— CHALLENGE —
Drop every picture and give the entries back exactly.

-=-=-=-=-

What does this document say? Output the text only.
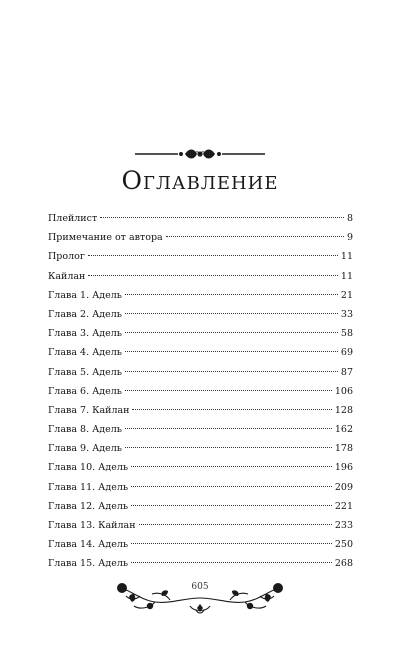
Оглавление
Плейлист	8
Примечание от автора	9
Пролог	11
Кайлан	11
Глава 1. Адель	21
Глава 2. Адель	33
Глава 3. Адель	58
Глава 4. Адель	69
Глава 5. Адель	87
Глава 6. Адель	106
Глава 7. Кайлан	128
Глава 8. Адель	162
Глава 9. Адель	178
Глава 10. Адель	196
Глава 11. Адель	209
Глава 12. Адель	221
Глава 13. Кайлан	233
Глава 14. Адель	250
Глава 15. Адель	268
605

-=-=-=-=-

— RESULT OF THIS EXERCISE —
What does this document say? Output the text only.
Оглавление
Плейлист	8
Примечание от автора	9
Пролог	11
Кайлан	11
Глава 1. Адель	21
Глава 2. Адель	33
Глава 3. Адель	58
Глава 4. Адель	69
Глава 5. Адель	87
Глава 6. Адель	106
Глава 7. Кайлан	128
Глава 8. Адель	162
Глава 9. Адель	178
Глава 10. Адель	196
Глава 11. Адель	209
Глава 12. Адель	221
Глава 13. Кайлан	233
Глава 14. Адель	250
Глава 15. Адель	268
605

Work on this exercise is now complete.